>> begin Exercise data
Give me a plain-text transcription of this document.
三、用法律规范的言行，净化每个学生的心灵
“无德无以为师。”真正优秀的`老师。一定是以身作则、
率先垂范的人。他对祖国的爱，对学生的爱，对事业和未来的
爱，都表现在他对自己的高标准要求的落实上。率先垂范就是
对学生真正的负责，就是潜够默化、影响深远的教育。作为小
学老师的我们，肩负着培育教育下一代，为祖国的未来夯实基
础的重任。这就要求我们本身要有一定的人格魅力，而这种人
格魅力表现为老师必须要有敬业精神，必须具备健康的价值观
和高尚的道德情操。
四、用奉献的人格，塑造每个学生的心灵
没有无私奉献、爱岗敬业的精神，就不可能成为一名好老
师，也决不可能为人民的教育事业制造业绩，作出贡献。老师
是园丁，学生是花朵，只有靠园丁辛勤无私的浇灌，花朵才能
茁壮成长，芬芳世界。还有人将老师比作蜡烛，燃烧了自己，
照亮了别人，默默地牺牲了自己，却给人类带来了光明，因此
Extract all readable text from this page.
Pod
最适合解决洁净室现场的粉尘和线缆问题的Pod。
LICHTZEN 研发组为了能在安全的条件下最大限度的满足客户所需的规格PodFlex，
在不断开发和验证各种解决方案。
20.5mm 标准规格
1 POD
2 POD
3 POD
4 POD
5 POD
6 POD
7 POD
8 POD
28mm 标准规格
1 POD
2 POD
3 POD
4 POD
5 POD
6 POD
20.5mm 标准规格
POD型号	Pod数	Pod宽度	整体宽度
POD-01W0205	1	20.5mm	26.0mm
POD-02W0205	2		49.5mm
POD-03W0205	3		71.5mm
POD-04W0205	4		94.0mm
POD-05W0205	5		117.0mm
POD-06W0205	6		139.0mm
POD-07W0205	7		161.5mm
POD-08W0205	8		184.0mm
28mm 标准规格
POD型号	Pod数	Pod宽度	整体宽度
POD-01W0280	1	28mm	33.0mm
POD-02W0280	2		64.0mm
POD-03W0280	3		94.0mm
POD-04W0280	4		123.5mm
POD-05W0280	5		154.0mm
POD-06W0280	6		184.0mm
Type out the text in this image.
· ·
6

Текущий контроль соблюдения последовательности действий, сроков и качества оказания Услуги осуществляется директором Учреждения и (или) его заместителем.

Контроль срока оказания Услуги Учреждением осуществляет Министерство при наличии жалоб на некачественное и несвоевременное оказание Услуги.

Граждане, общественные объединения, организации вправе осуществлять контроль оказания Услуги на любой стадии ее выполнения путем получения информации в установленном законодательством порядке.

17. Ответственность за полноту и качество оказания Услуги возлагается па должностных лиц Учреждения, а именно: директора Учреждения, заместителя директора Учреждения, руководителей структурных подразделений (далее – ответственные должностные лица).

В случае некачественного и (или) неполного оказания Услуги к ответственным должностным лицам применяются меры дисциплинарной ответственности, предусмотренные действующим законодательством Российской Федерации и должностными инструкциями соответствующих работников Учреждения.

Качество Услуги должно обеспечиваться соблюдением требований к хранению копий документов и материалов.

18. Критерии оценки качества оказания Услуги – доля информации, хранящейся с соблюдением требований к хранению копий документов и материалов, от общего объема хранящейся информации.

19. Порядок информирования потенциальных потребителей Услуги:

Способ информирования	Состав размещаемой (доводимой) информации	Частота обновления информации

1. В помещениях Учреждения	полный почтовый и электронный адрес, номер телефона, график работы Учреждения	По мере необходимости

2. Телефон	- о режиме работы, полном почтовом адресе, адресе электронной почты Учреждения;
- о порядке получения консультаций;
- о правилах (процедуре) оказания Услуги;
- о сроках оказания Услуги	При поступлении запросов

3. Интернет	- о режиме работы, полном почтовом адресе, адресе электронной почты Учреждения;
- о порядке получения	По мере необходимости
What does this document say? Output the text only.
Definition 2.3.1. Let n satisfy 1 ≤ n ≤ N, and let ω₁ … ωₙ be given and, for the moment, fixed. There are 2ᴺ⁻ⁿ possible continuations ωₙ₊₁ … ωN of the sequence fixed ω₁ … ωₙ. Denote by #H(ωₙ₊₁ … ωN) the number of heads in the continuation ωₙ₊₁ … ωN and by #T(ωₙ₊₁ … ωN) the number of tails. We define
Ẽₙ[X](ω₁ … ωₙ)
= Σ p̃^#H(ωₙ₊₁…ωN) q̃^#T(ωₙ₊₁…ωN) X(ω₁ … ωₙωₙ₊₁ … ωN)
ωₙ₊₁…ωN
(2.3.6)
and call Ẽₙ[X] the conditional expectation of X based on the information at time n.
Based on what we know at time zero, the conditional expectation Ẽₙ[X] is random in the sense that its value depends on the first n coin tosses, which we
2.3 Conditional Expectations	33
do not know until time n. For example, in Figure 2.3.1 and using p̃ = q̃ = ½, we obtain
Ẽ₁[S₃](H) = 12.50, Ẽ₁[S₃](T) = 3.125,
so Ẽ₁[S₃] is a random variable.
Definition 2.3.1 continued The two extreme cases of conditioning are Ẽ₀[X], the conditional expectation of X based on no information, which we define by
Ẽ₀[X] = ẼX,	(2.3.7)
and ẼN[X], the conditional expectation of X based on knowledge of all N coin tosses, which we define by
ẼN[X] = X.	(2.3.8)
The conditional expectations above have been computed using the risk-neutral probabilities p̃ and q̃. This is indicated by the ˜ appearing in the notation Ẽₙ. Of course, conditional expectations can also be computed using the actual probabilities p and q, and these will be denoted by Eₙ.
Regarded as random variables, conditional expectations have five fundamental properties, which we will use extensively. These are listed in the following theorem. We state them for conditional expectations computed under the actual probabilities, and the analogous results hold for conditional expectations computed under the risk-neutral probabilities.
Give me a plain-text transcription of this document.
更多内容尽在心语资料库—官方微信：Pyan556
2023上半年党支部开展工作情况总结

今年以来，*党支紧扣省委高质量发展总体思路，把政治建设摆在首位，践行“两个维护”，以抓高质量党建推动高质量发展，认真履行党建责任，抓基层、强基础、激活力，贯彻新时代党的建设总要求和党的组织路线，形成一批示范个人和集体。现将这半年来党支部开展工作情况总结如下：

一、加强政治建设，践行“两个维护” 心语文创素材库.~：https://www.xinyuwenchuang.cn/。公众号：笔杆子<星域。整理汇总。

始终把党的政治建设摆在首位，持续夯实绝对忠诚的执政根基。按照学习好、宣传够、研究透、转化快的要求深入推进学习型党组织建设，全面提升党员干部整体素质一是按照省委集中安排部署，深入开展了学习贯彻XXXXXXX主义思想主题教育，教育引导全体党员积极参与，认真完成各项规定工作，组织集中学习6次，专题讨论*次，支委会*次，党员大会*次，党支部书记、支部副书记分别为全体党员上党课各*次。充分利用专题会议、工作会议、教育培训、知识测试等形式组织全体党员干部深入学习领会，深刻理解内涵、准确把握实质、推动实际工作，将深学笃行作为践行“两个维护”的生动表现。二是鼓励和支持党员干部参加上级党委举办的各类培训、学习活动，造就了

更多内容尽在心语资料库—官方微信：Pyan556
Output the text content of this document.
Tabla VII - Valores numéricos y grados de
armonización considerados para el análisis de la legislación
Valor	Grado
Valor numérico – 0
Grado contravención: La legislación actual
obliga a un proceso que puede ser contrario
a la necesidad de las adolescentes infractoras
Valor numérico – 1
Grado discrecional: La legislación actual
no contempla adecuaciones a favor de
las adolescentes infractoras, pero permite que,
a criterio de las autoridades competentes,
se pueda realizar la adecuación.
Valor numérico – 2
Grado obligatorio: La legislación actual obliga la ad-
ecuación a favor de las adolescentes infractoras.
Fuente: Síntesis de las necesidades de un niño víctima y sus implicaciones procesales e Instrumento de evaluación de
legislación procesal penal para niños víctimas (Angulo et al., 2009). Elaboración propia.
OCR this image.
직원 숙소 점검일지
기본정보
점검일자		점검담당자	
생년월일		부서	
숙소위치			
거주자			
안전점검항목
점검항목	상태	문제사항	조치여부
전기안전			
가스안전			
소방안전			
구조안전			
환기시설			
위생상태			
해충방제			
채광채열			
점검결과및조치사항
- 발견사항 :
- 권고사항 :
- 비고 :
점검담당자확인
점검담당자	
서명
>> end Exercise data
**Given exercise:** In the listing, find each line with the string "режиме" and copy it.

**Solved problem:**
2. Телефон	- о режиме работы, полном почтовом адресе, адресе электронной почты Учреждения;
3. Интернет	- о режиме работы, полном почтовом адресе, адресе электронной почты Учреждения;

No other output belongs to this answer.